== Requirement ==
Render the material from its first line through the line containing "- more-button[interactable]: [702, 109, 766, 173]", both ends included, as a JSON list of strings with one string per line and blank lines omitted.

____________________

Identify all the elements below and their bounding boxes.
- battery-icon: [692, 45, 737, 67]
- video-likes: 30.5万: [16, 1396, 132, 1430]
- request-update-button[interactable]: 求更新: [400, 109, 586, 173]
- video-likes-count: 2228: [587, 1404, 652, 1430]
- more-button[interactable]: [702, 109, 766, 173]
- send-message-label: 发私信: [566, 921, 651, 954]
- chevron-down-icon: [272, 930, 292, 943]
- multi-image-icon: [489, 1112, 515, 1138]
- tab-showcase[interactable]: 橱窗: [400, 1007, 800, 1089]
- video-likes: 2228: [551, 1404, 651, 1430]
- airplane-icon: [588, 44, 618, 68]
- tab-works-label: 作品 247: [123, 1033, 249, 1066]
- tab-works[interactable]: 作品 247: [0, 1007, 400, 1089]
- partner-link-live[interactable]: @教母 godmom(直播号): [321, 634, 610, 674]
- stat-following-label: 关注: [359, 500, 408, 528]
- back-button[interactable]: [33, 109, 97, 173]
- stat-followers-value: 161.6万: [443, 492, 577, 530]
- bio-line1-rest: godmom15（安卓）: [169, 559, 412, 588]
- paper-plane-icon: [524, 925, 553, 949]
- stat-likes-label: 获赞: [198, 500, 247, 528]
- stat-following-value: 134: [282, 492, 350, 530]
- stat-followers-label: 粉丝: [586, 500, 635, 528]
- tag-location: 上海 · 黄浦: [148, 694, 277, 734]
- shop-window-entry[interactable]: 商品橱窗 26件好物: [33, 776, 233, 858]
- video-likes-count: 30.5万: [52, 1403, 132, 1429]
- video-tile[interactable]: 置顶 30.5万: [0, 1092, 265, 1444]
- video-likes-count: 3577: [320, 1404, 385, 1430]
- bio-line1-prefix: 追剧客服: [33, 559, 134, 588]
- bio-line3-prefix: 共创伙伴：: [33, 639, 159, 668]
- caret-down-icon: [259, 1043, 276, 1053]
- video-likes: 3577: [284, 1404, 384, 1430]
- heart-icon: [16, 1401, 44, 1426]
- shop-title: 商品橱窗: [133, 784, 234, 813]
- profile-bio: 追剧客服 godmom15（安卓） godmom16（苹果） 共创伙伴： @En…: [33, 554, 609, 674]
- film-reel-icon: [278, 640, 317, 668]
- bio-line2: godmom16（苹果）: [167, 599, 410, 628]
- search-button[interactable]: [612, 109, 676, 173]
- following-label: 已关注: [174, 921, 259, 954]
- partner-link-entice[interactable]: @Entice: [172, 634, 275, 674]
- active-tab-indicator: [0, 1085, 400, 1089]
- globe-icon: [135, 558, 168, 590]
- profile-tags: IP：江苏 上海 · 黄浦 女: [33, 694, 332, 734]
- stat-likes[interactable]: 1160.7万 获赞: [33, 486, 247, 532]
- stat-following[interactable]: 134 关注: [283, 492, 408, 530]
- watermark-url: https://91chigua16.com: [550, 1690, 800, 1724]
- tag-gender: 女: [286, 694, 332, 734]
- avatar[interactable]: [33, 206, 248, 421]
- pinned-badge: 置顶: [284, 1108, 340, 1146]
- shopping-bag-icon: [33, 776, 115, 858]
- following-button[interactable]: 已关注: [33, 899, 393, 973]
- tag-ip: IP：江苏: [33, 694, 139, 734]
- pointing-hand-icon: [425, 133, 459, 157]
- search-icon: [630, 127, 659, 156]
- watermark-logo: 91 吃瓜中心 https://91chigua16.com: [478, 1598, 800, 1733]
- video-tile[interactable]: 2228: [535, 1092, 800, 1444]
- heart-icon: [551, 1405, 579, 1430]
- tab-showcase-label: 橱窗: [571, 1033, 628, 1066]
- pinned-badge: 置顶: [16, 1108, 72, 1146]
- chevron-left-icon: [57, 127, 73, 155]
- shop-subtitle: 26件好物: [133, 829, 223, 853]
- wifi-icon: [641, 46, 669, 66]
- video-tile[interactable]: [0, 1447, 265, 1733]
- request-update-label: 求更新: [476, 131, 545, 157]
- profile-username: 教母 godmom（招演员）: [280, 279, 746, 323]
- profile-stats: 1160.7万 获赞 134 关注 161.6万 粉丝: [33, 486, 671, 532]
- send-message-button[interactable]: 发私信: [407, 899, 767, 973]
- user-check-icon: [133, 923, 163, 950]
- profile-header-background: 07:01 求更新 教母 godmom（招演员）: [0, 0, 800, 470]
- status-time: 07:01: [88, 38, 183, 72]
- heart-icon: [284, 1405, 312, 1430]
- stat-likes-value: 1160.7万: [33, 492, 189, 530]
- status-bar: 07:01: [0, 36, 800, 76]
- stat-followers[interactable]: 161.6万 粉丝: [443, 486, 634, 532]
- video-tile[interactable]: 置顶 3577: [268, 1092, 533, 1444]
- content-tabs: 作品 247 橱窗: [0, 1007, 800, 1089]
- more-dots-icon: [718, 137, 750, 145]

____________________

== Exercise response ==
[
  "Identify all the elements below and their bounding boxes.",
  "- battery-icon: [692, 45, 737, 67]",
  "- video-likes: 30.5万: [16, 1396, 132, 1430]",
  "- request-update-button[interactable]: 求更新: [400, 109, 586, 173]",
  "- video-likes-count: 2228: [587, 1404, 652, 1430]",
  "- more-button[interactable]: [702, 109, 766, 173]"
]